- [TASK DESCRIPTION] Look through the material below. Copy each line that contains the string "gear".

━━━━

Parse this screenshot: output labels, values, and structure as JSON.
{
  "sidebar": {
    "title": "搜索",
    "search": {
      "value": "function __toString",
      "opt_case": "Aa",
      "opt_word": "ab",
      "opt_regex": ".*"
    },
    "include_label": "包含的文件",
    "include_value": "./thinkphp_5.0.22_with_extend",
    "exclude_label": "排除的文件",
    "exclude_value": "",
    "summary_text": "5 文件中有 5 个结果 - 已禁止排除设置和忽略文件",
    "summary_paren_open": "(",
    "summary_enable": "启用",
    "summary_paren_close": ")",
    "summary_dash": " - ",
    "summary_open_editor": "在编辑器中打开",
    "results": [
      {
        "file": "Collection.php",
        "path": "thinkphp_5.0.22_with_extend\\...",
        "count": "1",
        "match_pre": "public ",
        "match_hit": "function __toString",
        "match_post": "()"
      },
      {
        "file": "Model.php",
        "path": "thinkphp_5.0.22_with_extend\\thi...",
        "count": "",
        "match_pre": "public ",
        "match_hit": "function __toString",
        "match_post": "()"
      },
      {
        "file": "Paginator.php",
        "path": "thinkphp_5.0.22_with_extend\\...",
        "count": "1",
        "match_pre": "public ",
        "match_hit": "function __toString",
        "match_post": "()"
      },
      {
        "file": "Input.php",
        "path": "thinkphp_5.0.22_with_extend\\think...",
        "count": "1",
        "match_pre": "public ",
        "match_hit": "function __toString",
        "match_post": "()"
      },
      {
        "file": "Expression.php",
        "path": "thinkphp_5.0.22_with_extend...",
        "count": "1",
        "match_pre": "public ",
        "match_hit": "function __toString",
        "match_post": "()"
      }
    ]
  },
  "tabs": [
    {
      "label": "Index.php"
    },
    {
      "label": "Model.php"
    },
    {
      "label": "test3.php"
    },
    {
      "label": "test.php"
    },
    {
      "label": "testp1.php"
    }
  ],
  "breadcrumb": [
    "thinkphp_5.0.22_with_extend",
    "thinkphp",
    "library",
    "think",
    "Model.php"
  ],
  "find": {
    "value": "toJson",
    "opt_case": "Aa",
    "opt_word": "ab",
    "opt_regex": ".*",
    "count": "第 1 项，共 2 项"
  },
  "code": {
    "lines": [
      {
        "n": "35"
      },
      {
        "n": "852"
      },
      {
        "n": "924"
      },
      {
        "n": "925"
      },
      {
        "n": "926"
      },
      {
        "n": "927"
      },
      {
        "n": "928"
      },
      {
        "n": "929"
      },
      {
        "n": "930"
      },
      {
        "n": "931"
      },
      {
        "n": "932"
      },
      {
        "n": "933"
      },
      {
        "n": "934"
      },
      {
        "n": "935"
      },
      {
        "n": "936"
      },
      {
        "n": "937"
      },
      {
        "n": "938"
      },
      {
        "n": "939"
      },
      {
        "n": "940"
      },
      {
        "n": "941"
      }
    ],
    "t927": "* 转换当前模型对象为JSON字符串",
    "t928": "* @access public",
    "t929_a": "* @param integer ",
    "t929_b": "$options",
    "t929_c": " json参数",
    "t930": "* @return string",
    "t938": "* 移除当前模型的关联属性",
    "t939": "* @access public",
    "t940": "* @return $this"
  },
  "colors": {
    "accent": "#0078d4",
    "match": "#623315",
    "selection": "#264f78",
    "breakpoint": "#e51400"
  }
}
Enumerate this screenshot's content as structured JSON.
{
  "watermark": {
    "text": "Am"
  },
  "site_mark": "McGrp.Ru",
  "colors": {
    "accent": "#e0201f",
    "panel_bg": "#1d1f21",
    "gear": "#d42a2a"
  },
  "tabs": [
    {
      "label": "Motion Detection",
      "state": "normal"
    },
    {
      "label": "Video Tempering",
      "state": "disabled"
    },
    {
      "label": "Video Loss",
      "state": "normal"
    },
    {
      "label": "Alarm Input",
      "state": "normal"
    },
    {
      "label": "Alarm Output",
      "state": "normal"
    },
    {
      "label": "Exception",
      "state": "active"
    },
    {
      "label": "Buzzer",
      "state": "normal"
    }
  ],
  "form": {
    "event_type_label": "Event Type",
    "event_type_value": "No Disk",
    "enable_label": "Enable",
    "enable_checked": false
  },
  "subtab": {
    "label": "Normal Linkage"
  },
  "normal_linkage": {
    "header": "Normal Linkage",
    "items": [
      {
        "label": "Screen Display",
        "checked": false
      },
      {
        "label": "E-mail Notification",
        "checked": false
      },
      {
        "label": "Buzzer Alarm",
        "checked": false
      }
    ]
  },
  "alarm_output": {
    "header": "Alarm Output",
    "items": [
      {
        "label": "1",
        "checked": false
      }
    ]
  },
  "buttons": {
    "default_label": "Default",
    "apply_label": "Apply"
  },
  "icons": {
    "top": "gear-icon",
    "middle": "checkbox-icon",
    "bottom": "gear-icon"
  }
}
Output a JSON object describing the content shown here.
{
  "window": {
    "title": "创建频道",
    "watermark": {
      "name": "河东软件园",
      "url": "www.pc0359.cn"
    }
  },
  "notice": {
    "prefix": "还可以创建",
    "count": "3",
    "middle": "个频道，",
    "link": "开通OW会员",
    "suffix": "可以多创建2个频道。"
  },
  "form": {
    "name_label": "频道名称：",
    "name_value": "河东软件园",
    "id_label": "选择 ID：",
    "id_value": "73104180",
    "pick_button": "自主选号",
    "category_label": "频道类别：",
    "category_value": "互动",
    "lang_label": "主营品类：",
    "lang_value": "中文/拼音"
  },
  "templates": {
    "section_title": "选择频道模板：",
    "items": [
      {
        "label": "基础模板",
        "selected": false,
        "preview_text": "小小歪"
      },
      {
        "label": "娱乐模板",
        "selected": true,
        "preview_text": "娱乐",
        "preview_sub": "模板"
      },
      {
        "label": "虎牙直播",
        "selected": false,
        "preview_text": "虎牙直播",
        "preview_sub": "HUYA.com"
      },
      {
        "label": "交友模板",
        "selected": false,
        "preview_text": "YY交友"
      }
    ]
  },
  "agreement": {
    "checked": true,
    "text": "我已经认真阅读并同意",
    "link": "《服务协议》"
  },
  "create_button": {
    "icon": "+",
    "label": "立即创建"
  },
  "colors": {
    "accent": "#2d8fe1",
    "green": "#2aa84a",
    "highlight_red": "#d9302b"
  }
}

━━━━

- [OUTPUT OF THE EXERCISE]
    "gear": "#d42a2a"
    "top": "gear-icon",
    "bottom": "gear-icon"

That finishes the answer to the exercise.